— Begin —

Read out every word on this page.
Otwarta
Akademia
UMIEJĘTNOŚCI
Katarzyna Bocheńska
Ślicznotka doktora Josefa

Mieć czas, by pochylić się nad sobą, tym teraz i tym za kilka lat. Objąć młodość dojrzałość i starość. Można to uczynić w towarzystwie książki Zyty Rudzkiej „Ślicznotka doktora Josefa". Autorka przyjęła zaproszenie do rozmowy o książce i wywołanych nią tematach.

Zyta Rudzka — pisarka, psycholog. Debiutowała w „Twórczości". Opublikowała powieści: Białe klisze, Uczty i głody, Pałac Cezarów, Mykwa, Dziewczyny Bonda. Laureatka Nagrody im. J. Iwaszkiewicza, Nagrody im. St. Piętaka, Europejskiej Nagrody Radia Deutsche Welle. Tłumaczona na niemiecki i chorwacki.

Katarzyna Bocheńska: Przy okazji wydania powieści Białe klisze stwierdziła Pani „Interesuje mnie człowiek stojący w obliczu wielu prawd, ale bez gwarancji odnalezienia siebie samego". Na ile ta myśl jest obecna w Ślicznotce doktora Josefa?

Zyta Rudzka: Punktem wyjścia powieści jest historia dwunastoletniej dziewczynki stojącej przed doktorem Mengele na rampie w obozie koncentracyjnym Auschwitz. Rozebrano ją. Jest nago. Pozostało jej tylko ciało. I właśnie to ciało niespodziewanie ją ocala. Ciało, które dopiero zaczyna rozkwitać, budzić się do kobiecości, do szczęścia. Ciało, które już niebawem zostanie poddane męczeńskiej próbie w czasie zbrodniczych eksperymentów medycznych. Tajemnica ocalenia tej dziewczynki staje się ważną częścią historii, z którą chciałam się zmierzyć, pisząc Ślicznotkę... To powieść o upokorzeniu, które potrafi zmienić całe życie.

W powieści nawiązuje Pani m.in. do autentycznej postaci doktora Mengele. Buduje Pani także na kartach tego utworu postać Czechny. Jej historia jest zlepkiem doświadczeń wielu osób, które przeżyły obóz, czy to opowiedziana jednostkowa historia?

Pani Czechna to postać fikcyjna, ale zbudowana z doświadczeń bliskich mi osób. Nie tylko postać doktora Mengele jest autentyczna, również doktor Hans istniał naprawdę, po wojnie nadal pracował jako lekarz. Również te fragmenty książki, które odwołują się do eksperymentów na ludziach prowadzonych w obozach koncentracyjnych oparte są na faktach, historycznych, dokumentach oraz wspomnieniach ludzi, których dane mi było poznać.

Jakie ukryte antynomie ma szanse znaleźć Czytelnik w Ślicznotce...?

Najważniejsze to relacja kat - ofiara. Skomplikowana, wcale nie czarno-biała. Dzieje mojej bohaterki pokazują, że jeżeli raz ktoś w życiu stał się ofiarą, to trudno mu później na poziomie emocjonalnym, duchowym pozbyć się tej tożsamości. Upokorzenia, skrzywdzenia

— End —

• **WHAT TO PRODUCE**:
Go through the records and print each one exactly.

• **THE COMPLETED TASK**:
Read out every word on this page.
Otwarta
Akademia
UMIEJĘTNOŚCI
Katarzyna Bocheńska
Ślicznotka doktora Josefa

Mieć czas, by pochylić się nad sobą, tym teraz i tym za kilka lat. Objąć młodość dojrzałość i starość. Można to uczynić w towarzystwie książki Zyty Rudzkiej „Ślicznotka doktora Josefa". Autorka przyjęła zaproszenie do rozmowy o książce i wywołanych nią tematach.

Zyta Rudzka — pisarka, psycholog. Debiutowała w „Twórczości". Opublikowała powieści: Białe klisze, Uczty i głody, Pałac Cezarów, Mykwa, Dziewczyny Bonda. Laureatka Nagrody im. J. Iwaszkiewicza, Nagrody im. St. Piętaka, Europejskiej Nagrody Radia Deutsche Welle. Tłumaczona na niemiecki i chorwacki.

Katarzyna Bocheńska: Przy okazji wydania powieści Białe klisze stwierdziła Pani „Interesuje mnie człowiek stojący w obliczu wielu prawd, ale bez gwarancji odnalezienia siebie samego". Na ile ta myśl jest obecna w Ślicznotce doktora Josefa?

Zyta Rudzka: Punktem wyjścia powieści jest historia dwunastoletniej dziewczynki stojącej przed doktorem Mengele na rampie w obozie koncentracyjnym Auschwitz. Rozebrano ją. Jest nago. Pozostało jej tylko ciało. I właśnie to ciało niespodziewanie ją ocala. Ciało, które dopiero zaczyna rozkwitać, budzić się do kobiecości, do szczęścia. Ciało, które już niebawem zostanie poddane męczeńskiej próbie w czasie zbrodniczych eksperymentów medycznych. Tajemnica ocalenia tej dziewczynki staje się ważną częścią historii, z którą chciałam się zmierzyć, pisząc Ślicznotkę... To powieść o upokorzeniu, które potrafi zmienić całe życie.

W powieści nawiązuje Pani m.in. do autentycznej postaci doktora Mengele. Buduje Pani także na kartach tego utworu postać Czechny. Jej historia jest zlepkiem doświadczeń wielu osób, które przeżyły obóz, czy to opowiedziana jednostkowa historia?

Pani Czechna to postać fikcyjna, ale zbudowana z doświadczeń bliskich mi osób. Nie tylko postać doktora Mengele jest autentyczna, również doktor Hans istniał naprawdę, po wojnie nadal pracował jako lekarz. Również te fragmenty książki, które odwołują się do eksperymentów na ludziach prowadzonych w obozach koncentracyjnych oparte są na faktach, historycznych, dokumentach oraz wspomnieniach ludzi, których dane mi było poznać.

Jakie ukryte antynomie ma szanse znaleźć Czytelnik w Ślicznotce...?

Najważniejsze to relacja kat - ofiara. Skomplikowana, wcale nie czarno-biała. Dzieje mojej bohaterki pokazują, że jeżeli raz ktoś w życiu stał się ofiarą, to trudno mu później na poziomie emocjonalnym, duchowym pozbyć się tej tożsamości. Upokorzenia, skrzywdzenia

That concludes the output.